Quote every line as written. Omit pictures.

**** Stored records ****

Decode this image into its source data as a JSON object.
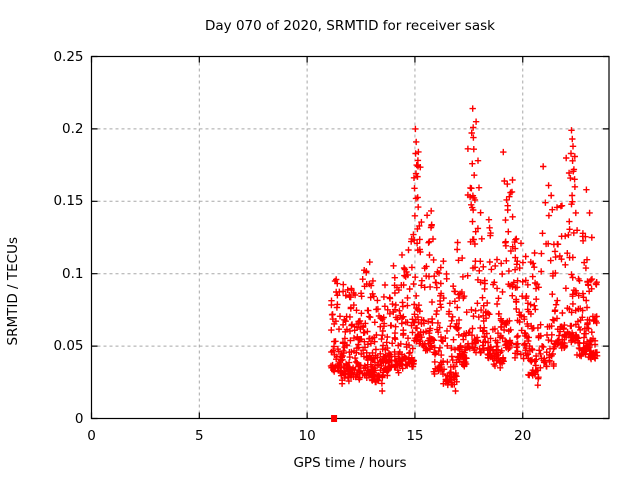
{
  "window": {
    "background": "#ffffff"
  },
  "chart_data": {
    "type": "scatter",
    "title": "Day 070 of 2020, SRMTID for receiver sask",
    "xlabel": "GPS time / hours",
    "ylabel": "SRMTID / TECUs",
    "xlim": [
      0,
      24
    ],
    "ylim": [
      0,
      0.25
    ],
    "xticks": [
      0,
      5,
      10,
      15,
      20
    ],
    "xtick_labels": [
      "0",
      "5",
      "10",
      "15",
      "20"
    ],
    "yticks": [
      0,
      0.05,
      0.1,
      0.15,
      0.2,
      0.25
    ],
    "ytick_labels": [
      "0",
      "0.05",
      "0.1",
      "0.15",
      "0.2",
      "0.25"
    ],
    "grid": "dashed-at-major-ticks",
    "legend": "none",
    "marker": {
      "shape": "plus",
      "color": "#ff0000",
      "size": 7,
      "stroke": 1.4
    },
    "grid_color": "#a8a8a8",
    "axis_color": "#000000",
    "data_time_range_hours": [
      11.1,
      23.45
    ],
    "value_range_tecus": [
      0.0,
      0.215
    ],
    "start_marker": {
      "x": 11.25,
      "y": 0.0,
      "shape": "filled-square",
      "note": "isolated point at zero on the x-axis"
    },
    "feature_points": [
      [
        15.02,
        0.2
      ],
      [
        15.06,
        0.191
      ],
      [
        15.03,
        0.183
      ],
      [
        15.08,
        0.175
      ],
      [
        15.12,
        0.167
      ],
      [
        14.98,
        0.159
      ],
      [
        15.05,
        0.152
      ],
      [
        15.15,
        0.146
      ],
      [
        15.0,
        0.14
      ],
      [
        15.2,
        0.133
      ],
      [
        14.93,
        0.127
      ],
      [
        15.1,
        0.121
      ],
      [
        15.25,
        0.115
      ],
      [
        17.68,
        0.214
      ],
      [
        17.7,
        0.201
      ],
      [
        17.71,
        0.194
      ],
      [
        17.73,
        0.186
      ],
      [
        17.66,
        0.176
      ],
      [
        17.75,
        0.168
      ],
      [
        17.62,
        0.159
      ],
      [
        17.78,
        0.151
      ],
      [
        17.7,
        0.144
      ],
      [
        17.67,
        0.136
      ],
      [
        17.82,
        0.129
      ],
      [
        17.58,
        0.122
      ],
      [
        19.1,
        0.184
      ],
      [
        19.15,
        0.164
      ],
      [
        19.25,
        0.151
      ],
      [
        19.3,
        0.144
      ],
      [
        19.2,
        0.137
      ],
      [
        19.33,
        0.129
      ],
      [
        20.95,
        0.174
      ],
      [
        21.05,
        0.149
      ],
      [
        21.2,
        0.161
      ],
      [
        21.32,
        0.154
      ],
      [
        22.26,
        0.199
      ],
      [
        22.3,
        0.193
      ],
      [
        22.33,
        0.188
      ],
      [
        22.24,
        0.183
      ],
      [
        22.31,
        0.178
      ],
      [
        22.37,
        0.172
      ],
      [
        22.21,
        0.166
      ],
      [
        22.42,
        0.16
      ],
      [
        22.29,
        0.154
      ],
      [
        22.26,
        0.148
      ],
      [
        22.46,
        0.142
      ],
      [
        22.16,
        0.136
      ],
      [
        22.52,
        0.13
      ],
      [
        22.95,
        0.158
      ],
      [
        23.1,
        0.142
      ],
      [
        23.2,
        0.125
      ],
      [
        11.62,
        0.024
      ],
      [
        12.42,
        0.027
      ],
      [
        13.48,
        0.019
      ],
      [
        16.32,
        0.024
      ],
      [
        16.88,
        0.019
      ],
      [
        20.7,
        0.023
      ],
      [
        12.9,
        0.108
      ],
      [
        14.4,
        0.113
      ],
      [
        11.35,
        0.096
      ],
      [
        13.05,
        0.095
      ]
    ],
    "density_bins_format": "[hourStart, hourEnd, count, yMin, yMax, skewExponent]",
    "density_bins": [
      [
        11.1,
        11.5,
        40,
        0.032,
        0.095,
        2.4
      ],
      [
        11.5,
        12.0,
        60,
        0.026,
        0.093,
        2.4
      ],
      [
        12.0,
        12.5,
        60,
        0.028,
        0.09,
        2.4
      ],
      [
        12.5,
        13.0,
        60,
        0.027,
        0.105,
        2.6
      ],
      [
        13.0,
        13.5,
        58,
        0.024,
        0.092,
        2.4
      ],
      [
        13.5,
        14.0,
        55,
        0.03,
        0.096,
        2.4
      ],
      [
        14.0,
        14.5,
        55,
        0.031,
        0.112,
        2.5
      ],
      [
        14.5,
        14.95,
        45,
        0.035,
        0.125,
        2.5
      ],
      [
        14.95,
        15.3,
        40,
        0.048,
        0.19,
        2.9
      ],
      [
        15.3,
        15.85,
        50,
        0.045,
        0.15,
        2.7
      ],
      [
        15.85,
        16.35,
        50,
        0.03,
        0.112,
        2.4
      ],
      [
        16.35,
        16.95,
        55,
        0.022,
        0.1,
        2.4
      ],
      [
        16.95,
        17.45,
        55,
        0.035,
        0.128,
        2.5
      ],
      [
        17.45,
        18.0,
        50,
        0.042,
        0.205,
        3.0
      ],
      [
        18.0,
        18.55,
        55,
        0.04,
        0.148,
        2.7
      ],
      [
        18.55,
        19.15,
        55,
        0.034,
        0.112,
        2.4
      ],
      [
        19.15,
        19.6,
        42,
        0.045,
        0.165,
        2.8
      ],
      [
        19.6,
        20.25,
        60,
        0.04,
        0.128,
        2.5
      ],
      [
        20.25,
        20.85,
        55,
        0.026,
        0.115,
        2.4
      ],
      [
        20.85,
        21.45,
        40,
        0.032,
        0.15,
        2.7
      ],
      [
        21.45,
        22.0,
        48,
        0.045,
        0.158,
        2.6
      ],
      [
        22.0,
        22.5,
        45,
        0.05,
        0.19,
        2.8
      ],
      [
        22.5,
        23.0,
        55,
        0.042,
        0.13,
        2.5
      ],
      [
        23.0,
        23.45,
        48,
        0.04,
        0.098,
        2.4
      ]
    ],
    "prng_seed": 70
  }
}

****

→ Written solution:
Decode this image into its source data as a JSON object.
{
  "window": {
    "background": "#ffffff"
  },
  "chart_data": {
    "type": "scatter",
    "title": "Day 070 of 2020, SRMTID for receiver sask",
    "xlabel": "GPS time / hours",
    "ylabel": "SRMTID / TECUs",
    "xlim": [
      0,
      24
    ],
    "ylim": [
      0,
      0.25
    ],
    "xticks": [
      0,
      5,
      10,
      15,
      20
    ],
    "xtick_labels": [
      "0",
      "5",
      "10",
      "15",
      "20"
    ],
    "yticks": [
      0,
      0.05,
      0.1,
      0.15,
      0.2,
      0.25
    ],
    "ytick_labels": [
      "0",
      "0.05",
      "0.1",
      "0.15",
      "0.2",
      "0.25"
    ],
    "grid": "dashed-at-major-ticks",
    "legend": "none",
    "marker": {
      "shape": "plus",
      "color": "#ff0000",
      "size": 7,
      "stroke": 1.4
    },
    "grid_color": "#a8a8a8",
    "axis_color": "#000000",
    "data_time_range_hours": [
      11.1,
      23.45
    ],
    "value_range_tecus": [
      0.0,
      0.215
    ],
    "start_marker": {
      "x": 11.25,
      "y": 0.0,
      "shape": "filled-square",
      "note": "isolated point at zero on the x-axis"
    },
    "feature_points": [
      [
        15.02,
        0.2
      ],
      [
        15.06,
        0.191
      ],
      [
        15.03,
        0.183
      ],
      [
        15.08,
        0.175
      ],
      [
        15.12,
        0.167
      ],
      [
        14.98,
        0.159
      ],
      [
        15.05,
        0.152
      ],
      [
        15.15,
        0.146
      ],
      [
        15.0,
        0.14
      ],
      [
        15.2,
        0.133
      ],
      [
        14.93,
        0.127
      ],
      [
        15.1,
        0.121
      ],
      [
        15.25,
        0.115
      ],
      [
        17.68,
        0.214
      ],
      [
        17.7,
        0.201
      ],
      [
        17.71,
        0.194
      ],
      [
        17.73,
        0.186
      ],
      [
        17.66,
        0.176
      ],
      [
        17.75,
        0.168
      ],
      [
        17.62,
        0.159
      ],
      [
        17.78,
        0.151
      ],
      [
        17.7,
        0.144
      ],
      [
        17.67,
        0.136
      ],
      [
        17.82,
        0.129
      ],
      [
        17.58,
        0.122
      ],
      [
        19.1,
        0.184
      ],
      [
        19.15,
        0.164
      ],
      [
        19.25,
        0.151
      ],
      [
        19.3,
        0.144
      ],
      [
        19.2,
        0.137
      ],
      [
        19.33,
        0.129
      ],
      [
        20.95,
        0.174
      ],
      [
        21.05,
        0.149
      ],
      [
        21.2,
        0.161
      ],
      [
        21.32,
        0.154
      ],
      [
        22.26,
        0.199
      ],
      [
        22.3,
        0.193
      ],
      [
        22.33,
        0.188
      ],
      [
        22.24,
        0.183
      ],
      [
        22.31,
        0.178
      ],
      [
        22.37,
        0.172
      ],
      [
        22.21,
        0.166
      ],
      [
        22.42,
        0.16
      ],
      [
        22.29,
        0.154
      ],
      [
        22.26,
        0.148
      ],
      [
        22.46,
        0.142
      ],
      [
        22.16,
        0.136
      ],
      [
        22.52,
        0.13
      ],
      [
        22.95,
        0.158
      ],
      [
        23.1,
        0.142
      ],
      [
        23.2,
        0.125
      ],
      [
        11.62,
        0.024
      ],
      [
        12.42,
        0.027
      ],
      [
        13.48,
        0.019
      ],
      [
        16.32,
        0.024
      ],
      [
        16.88,
        0.019
      ],
      [
        20.7,
        0.023
      ],
      [
        12.9,
        0.108
      ],
      [
        14.4,
        0.113
      ],
      [
        11.35,
        0.096
      ],
      [
        13.05,
        0.095
      ]
    ],
    "density_bins_format": "[hourStart, hourEnd, count, yMin, yMax, skewExponent]",
    "density_bins": [
      [
        11.1,
        11.5,
        40,
        0.032,
        0.095,
        2.4
      ],
      [
        11.5,
        12.0,
        60,
        0.026,
        0.093,
        2.4
      ],
      [
        12.0,
        12.5,
        60,
        0.028,
        0.09,
        2.4
      ],
      [
        12.5,
        13.0,
        60,
        0.027,
        0.105,
        2.6
      ],
      [
        13.0,
        13.5,
        58,
        0.024,
        0.092,
        2.4
      ],
      [
        13.5,
        14.0,
        55,
        0.03,
        0.096,
        2.4
      ],
      [
        14.0,
        14.5,
        55,
        0.031,
        0.112,
        2.5
      ],
      [
        14.5,
        14.95,
        45,
        0.035,
        0.125,
        2.5
      ],
      [
        14.95,
        15.3,
        40,
        0.048,
        0.19,
        2.9
      ],
      [
        15.3,
        15.85,
        50,
        0.045,
        0.15,
        2.7
      ],
      [
        15.85,
        16.35,
        50,
        0.03,
        0.112,
        2.4
      ],
      [
        16.35,
        16.95,
        55,
        0.022,
        0.1,
        2.4
      ],
      [
        16.95,
        17.45,
        55,
        0.035,
        0.128,
        2.5
      ],
      [
        17.45,
        18.0,
        50,
        0.042,
        0.205,
        3.0
      ],
      [
        18.0,
        18.55,
        55,
        0.04,
        0.148,
        2.7
      ],
      [
        18.55,
        19.15,
        55,
        0.034,
        0.112,
        2.4
      ],
      [
        19.15,
        19.6,
        42,
        0.045,
        0.165,
        2.8
      ],
      [
        19.6,
        20.25,
        60,
        0.04,
        0.128,
        2.5
      ],
      [
        20.25,
        20.85,
        55,
        0.026,
        0.115,
        2.4
      ],
      [
        20.85,
        21.45,
        40,
        0.032,
        0.15,
        2.7
      ],
      [
        21.45,
        22.0,
        48,
        0.045,
        0.158,
        2.6
      ],
      [
        22.0,
        22.5,
        45,
        0.05,
        0.19,
        2.8
      ],
      [
        22.5,
        23.0,
        55,
        0.042,
        0.13,
        2.5
      ],
      [
        23.0,
        23.45,
        48,
        0.04,
        0.098,
        2.4
      ]
    ],
    "prng_seed": 70
  }
}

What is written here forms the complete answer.